TASK PROMPT:
Pull out every line below holding the word "portrait".

>> BEGIN

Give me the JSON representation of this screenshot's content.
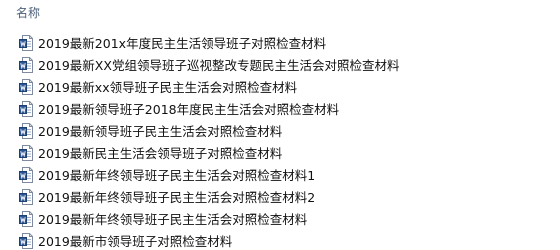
{
  "header": {
    "name_label": "名称"
  },
  "files": [
    {
      "name": "2019最新201x年度民主生活领导班子对照检查材料",
      "icon": "word-document-icon"
    },
    {
      "name": "2019最新XX党组领导班子巡视整改专题民主生活会对照检查材料",
      "icon": "word-document-icon"
    },
    {
      "name": "2019最新xx领导班子民主生活会对照检查材料",
      "icon": "word-document-icon"
    },
    {
      "name": "2019最新领导班子2018年度民主生活会对照检查材料",
      "icon": "word-document-icon"
    },
    {
      "name": "2019最新领导班子民主生活会对照检查材料",
      "icon": "word-document-icon"
    },
    {
      "name": "2019最新民主生活会领导班子对照检查材料",
      "icon": "word-document-icon"
    },
    {
      "name": "2019最新年终领导班子民主生活会对照检查材料1",
      "icon": "word-document-icon"
    },
    {
      "name": "2019最新年终领导班子民主生活会对照检查材料2",
      "icon": "word-document-icon"
    },
    {
      "name": "2019最新年终领导班子民主生活会对照检查材料",
      "icon": "word-document-icon"
    },
    {
      "name": "2019最新市领导班子对照检查材料",
      "icon": "word-document-icon"
    }
  ]
}
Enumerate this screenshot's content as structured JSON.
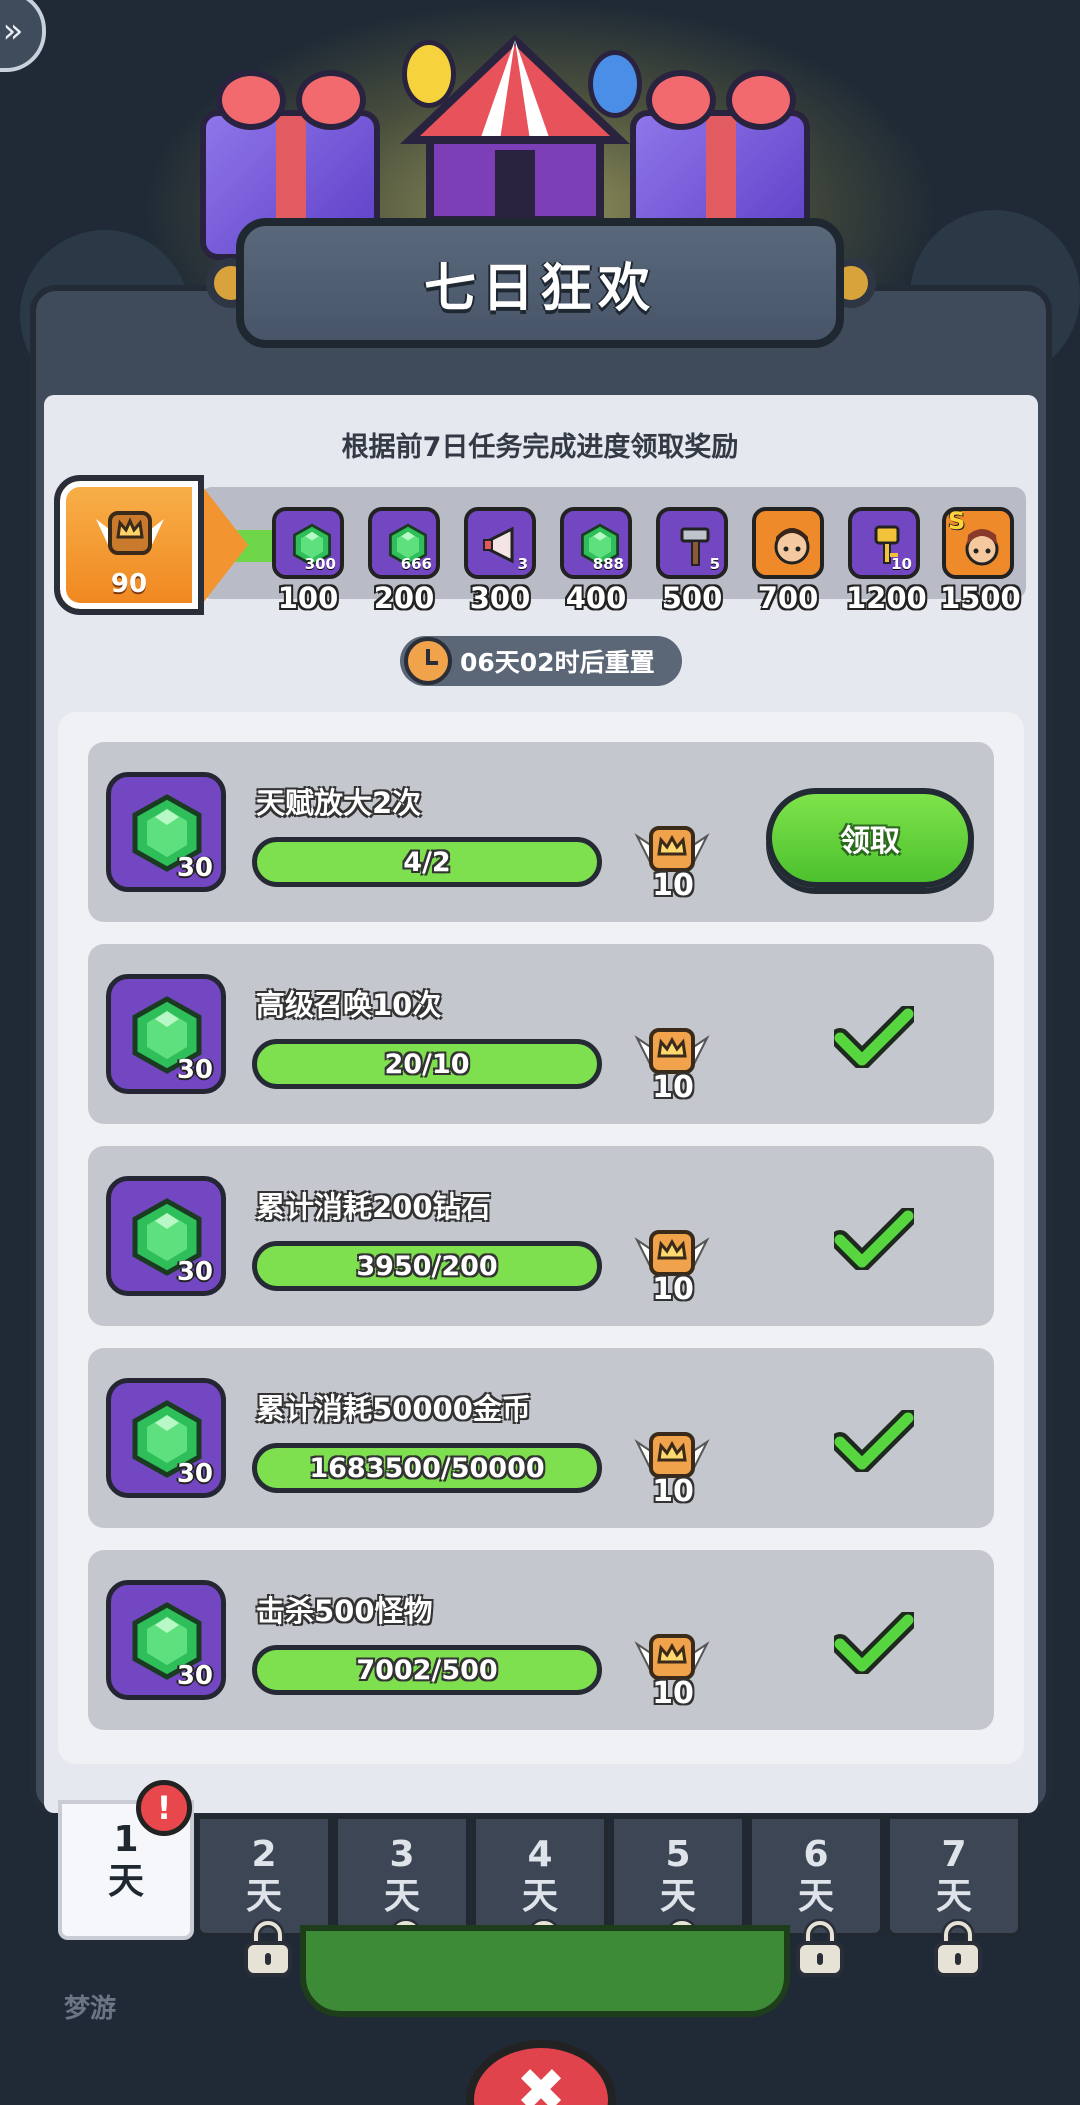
{
  "header": {
    "title": "七日狂欢"
  },
  "subtitle": "根据前7日任务完成进度领取奖励",
  "progress": {
    "current_points": "90",
    "milestones": [
      {
        "points": "100",
        "reward_icon": "emerald-gem-icon",
        "reward_qty": "300"
      },
      {
        "points": "200",
        "reward_icon": "emerald-gem-icon",
        "reward_qty": "666"
      },
      {
        "points": "300",
        "reward_icon": "megaphone-icon",
        "reward_qty": "3"
      },
      {
        "points": "400",
        "reward_icon": "emerald-gem-icon",
        "reward_qty": "888"
      },
      {
        "points": "500",
        "reward_icon": "hammer-icon",
        "reward_qty": "5"
      },
      {
        "points": "700",
        "reward_icon": "hero-portrait-icon",
        "reward_qty": ""
      },
      {
        "points": "1200",
        "reward_icon": "key-icon",
        "reward_qty": "10"
      },
      {
        "points": "1500",
        "reward_icon": "s-hero-portrait-icon",
        "reward_qty": "",
        "rank_badge": "S"
      }
    ]
  },
  "timer": {
    "text": "06天02时后重置"
  },
  "tasks": [
    {
      "name": "天赋放大2次",
      "progress": "4/2",
      "reward_qty": "30",
      "points": "10",
      "state": "claim",
      "claim_label": "领取"
    },
    {
      "name": "高级召唤10次",
      "progress": "20/10",
      "reward_qty": "30",
      "points": "10",
      "state": "done"
    },
    {
      "name": "累计消耗200钻石",
      "progress": "3950/200",
      "reward_qty": "30",
      "points": "10",
      "state": "done"
    },
    {
      "name": "累计消耗50000金币",
      "progress": "1683500/50000",
      "reward_qty": "30",
      "points": "10",
      "state": "done"
    },
    {
      "name": "击杀500怪物",
      "progress": "7002/500",
      "reward_qty": "30",
      "points": "10",
      "state": "done"
    }
  ],
  "day_tabs": [
    {
      "num": "1",
      "unit": "天",
      "active": true,
      "locked": false,
      "alert": "!"
    },
    {
      "num": "2",
      "unit": "天",
      "active": false,
      "locked": true
    },
    {
      "num": "3",
      "unit": "天",
      "active": false,
      "locked": true
    },
    {
      "num": "4",
      "unit": "天",
      "active": false,
      "locked": true
    },
    {
      "num": "5",
      "unit": "天",
      "active": false,
      "locked": true
    },
    {
      "num": "6",
      "unit": "天",
      "active": false,
      "locked": true
    },
    {
      "num": "7",
      "unit": "天",
      "active": false,
      "locked": true
    }
  ],
  "background": {
    "side_label": "梦游"
  },
  "colors": {
    "accent_green": "#6fd64a",
    "reward_purple": "#7447c2",
    "points_orange": "#f0861f",
    "close_red": "#e0434b"
  }
}
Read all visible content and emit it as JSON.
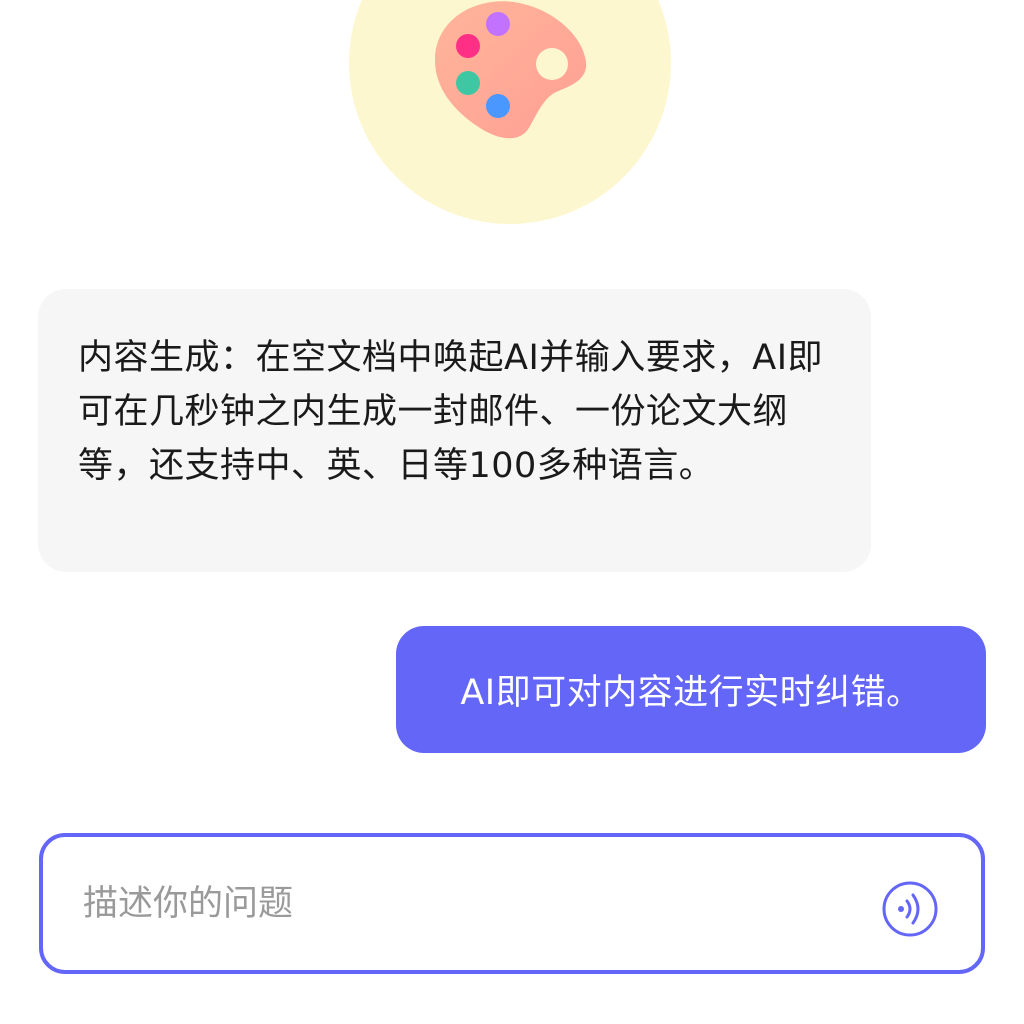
{
  "header": {
    "avatar_icon": "palette-icon",
    "avatar_bg": "#fdf7cf"
  },
  "messages": [
    {
      "role": "assistant",
      "text": "内容生成：在空文档中唤起AI并输入要求，AI即可在几秒钟之内生成一封邮件、一份论文大纲等，还支持中、英、日等100多种语言。"
    },
    {
      "role": "user",
      "text": "AI即可对内容进行实时纠错。"
    }
  ],
  "composer": {
    "placeholder": "描述你的问题",
    "value": "",
    "voice_icon": "voice-input-icon"
  },
  "colors": {
    "accent": "#6366f7",
    "assistant_bubble": "#f6f6f6",
    "text": "#1a1a1a",
    "placeholder": "#9a9a9a"
  }
}
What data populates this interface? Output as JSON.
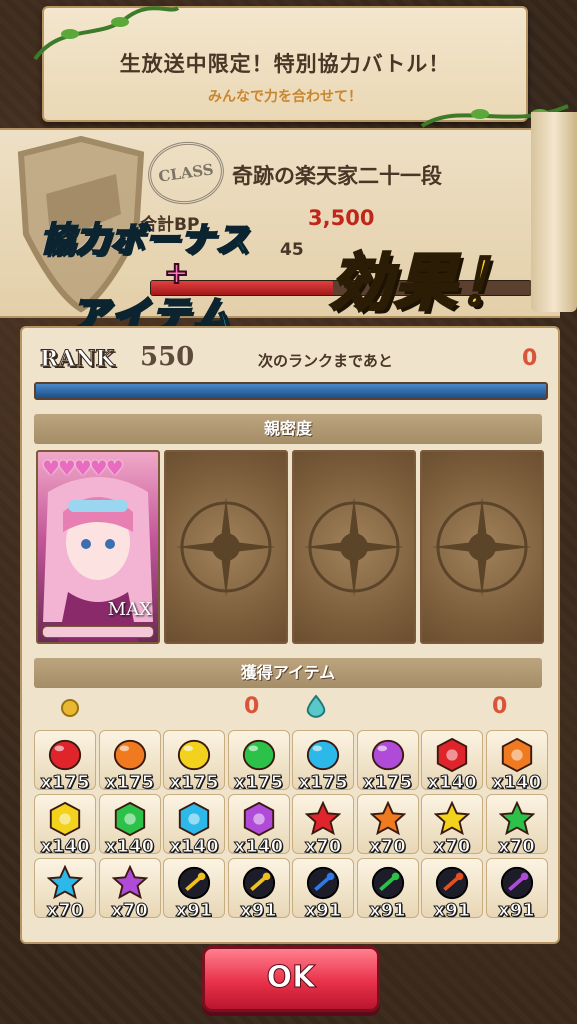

>> END

TASK SOLUTION:
        "reward_icon": "hero-portrait-icon",
        "reward_icon": "s-hero-portrait-icon",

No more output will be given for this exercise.